TASK MATERIAL:
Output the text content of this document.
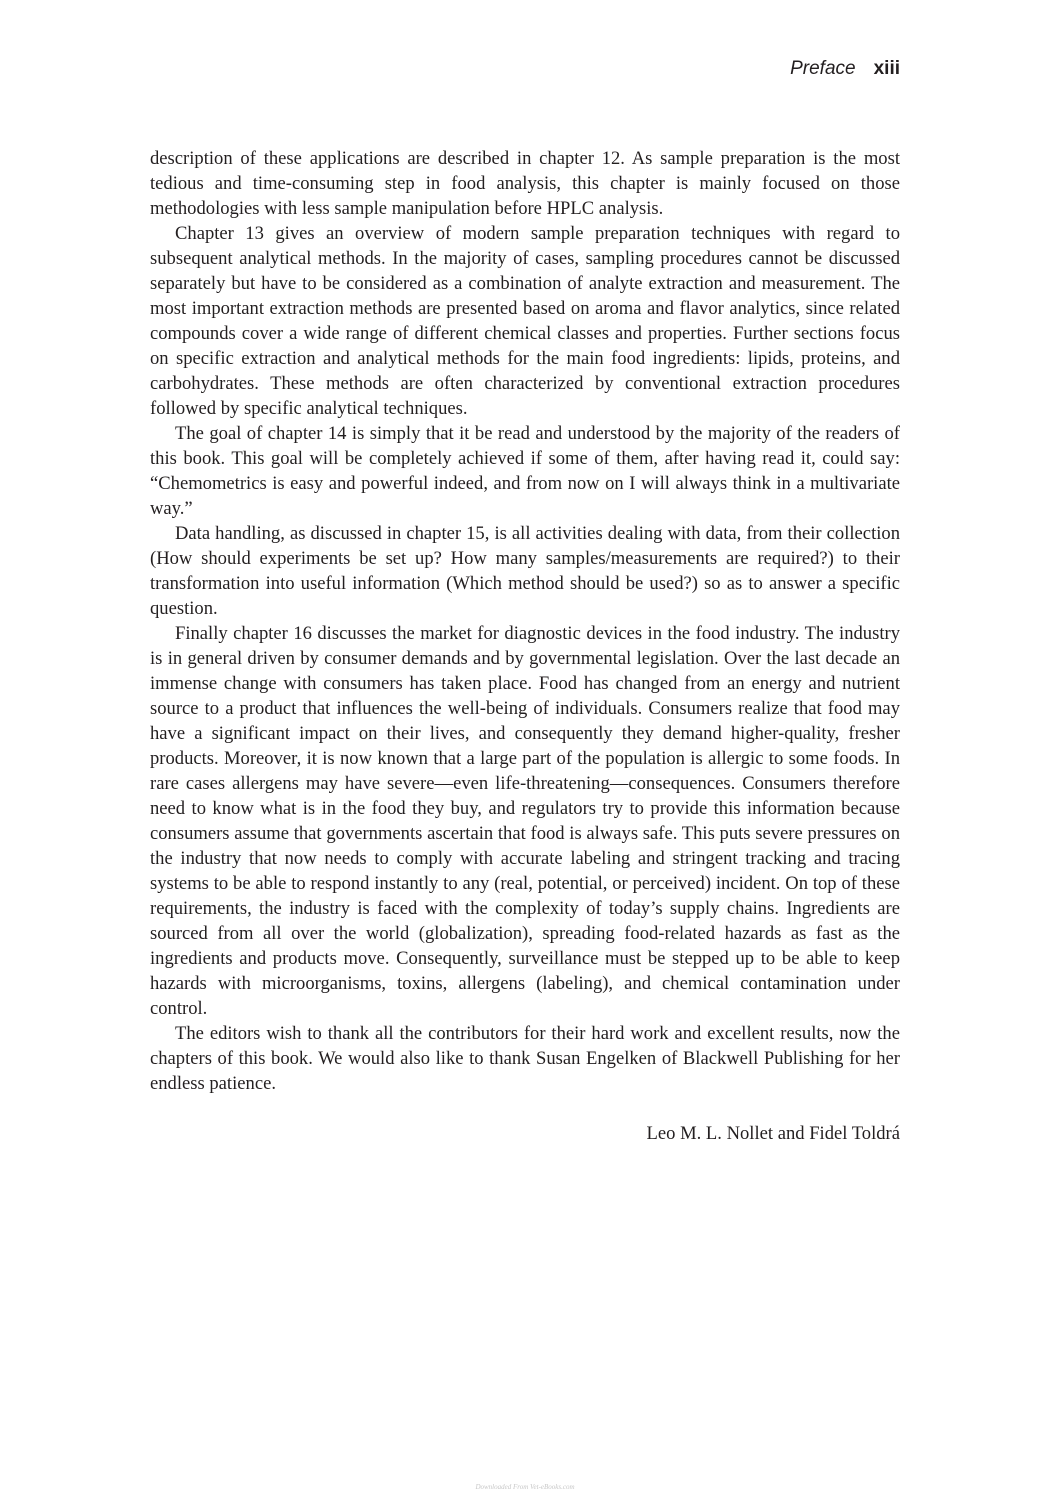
Preface xiii

description of these applications are described in chapter 12. As sample preparation is the most tedious and time-consuming step in food analysis, this chapter is mainly focused on those methodologies with less sample manipulation before HPLC analysis.

Chapter 13 gives an overview of modern sample preparation techniques with regard to subsequent analytical methods. In the majority of cases, sampling procedures cannot be discussed separately but have to be considered as a combination of analyte extraction and measurement. The most important extraction methods are presented based on aroma and flavor analytics, since related compounds cover a wide range of different chemical classes and properties. Further sections focus on specific extraction and analytical methods for the main food ingredients: lipids, proteins, and carbohydrates. These methods are often characterized by conventional extraction procedures followed by specific analytical techniques.

The goal of chapter 14 is simply that it be read and understood by the majority of the readers of this book. This goal will be completely achieved if some of them, after having read it, could say: “Chemometrics is easy and powerful indeed, and from now on I will always think in a multivariate way.”

Data handling, as discussed in chapter 15, is all activities dealing with data, from their collection (How should experiments be set up? How many samples/measurements are required?) to their transformation into useful information (Which method should be used?) so as to answer a specific question.

Finally chapter 16 discusses the market for diagnostic devices in the food industry. The industry is in general driven by consumer demands and by governmental legislation. Over the last decade an immense change with consumers has taken place. Food has changed from an energy and nutrient source to a product that influences the well-being of individuals. Consumers realize that food may have a significant impact on their lives, and consequently they demand higher-quality, fresher products. Moreover, it is now known that a large part of the population is allergic to some foods. In rare cases allergens may have severe—even life-threatening—consequences. Consumers therefore need to know what is in the food they buy, and regulators try to provide this information because consumers assume that governments ascertain that food is always safe. This puts severe pressures on the industry that now needs to comply with accurate labeling and stringent tracking and tracing systems to be able to respond instantly to any (real, potential, or perceived) incident. On top of these requirements, the industry is faced with the complexity of today’s supply chains. Ingredients are sourced from all over the world (globalization), spreading food-related hazards as fast as the ingredients and products move. Consequently, surveillance must be stepped up to be able to keep hazards with microorganisms, toxins, allergens (labeling), and chemical contamination under control.

The editors wish to thank all the contributors for their hard work and excellent results, now the chapters of this book. We would also like to thank Susan Engelken of Blackwell Publishing for her endless patience.

Leo M. L. Nollet and Fidel Toldrá

Downloaded From Vet-eBooks.com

WHAT YOU HAVE TO DO:
Skip the pictures and transcribe the rest of the records exactly.

ANSWER SECTION:
Output the text content of this document.
Preface xiii

description of these applications are described in chapter 12. As sample preparation is the most tedious and time-consuming step in food analysis, this chapter is mainly focused on those methodologies with less sample manipulation before HPLC analysis.

Chapter 13 gives an overview of modern sample preparation techniques with regard to subsequent analytical methods. In the majority of cases, sampling procedures cannot be discussed separately but have to be considered as a combination of analyte extraction and measurement. The most important extraction methods are presented based on aroma and flavor analytics, since related compounds cover a wide range of different chemical classes and properties. Further sections focus on specific extraction and analytical methods for the main food ingredients: lipids, proteins, and carbohydrates. These methods are often characterized by conventional extraction procedures followed by specific analytical techniques.

The goal of chapter 14 is simply that it be read and understood by the majority of the readers of this book. This goal will be completely achieved if some of them, after having read it, could say: “Chemometrics is easy and powerful indeed, and from now on I will always think in a multivariate way.”

Data handling, as discussed in chapter 15, is all activities dealing with data, from their collection (How should experiments be set up? How many samples/measurements are required?) to their transformation into useful information (Which method should be used?) so as to answer a specific question.

Finally chapter 16 discusses the market for diagnostic devices in the food industry. The industry is in general driven by consumer demands and by governmental legislation. Over the last decade an immense change with consumers has taken place. Food has changed from an energy and nutrient source to a product that influences the well-being of individuals. Consumers realize that food may have a significant impact on their lives, and consequently they demand higher-quality, fresher products. Moreover, it is now known that a large part of the population is allergic to some foods. In rare cases allergens may have severe—even life-threatening—consequences. Consumers therefore need to know what is in the food they buy, and regulators try to provide this information because consumers assume that governments ascertain that food is always safe. This puts severe pressures on the industry that now needs to comply with accurate labeling and stringent tracking and tracing systems to be able to respond instantly to any (real, potential, or perceived) incident. On top of these requirements, the industry is faced with the complexity of today’s supply chains. Ingredients are sourced from all over the world (globalization), spreading food-related hazards as fast as the ingredients and products move. Consequently, surveillance must be stepped up to be able to keep hazards with microorganisms, toxins, allergens (labeling), and chemical contamination under control.

The editors wish to thank all the contributors for their hard work and excellent results, now the chapters of this book. We would also like to thank Susan Engelken of Blackwell Publishing for her endless patience.

Leo M. L. Nollet and Fidel Toldrá

Downloaded From Vet-eBooks.com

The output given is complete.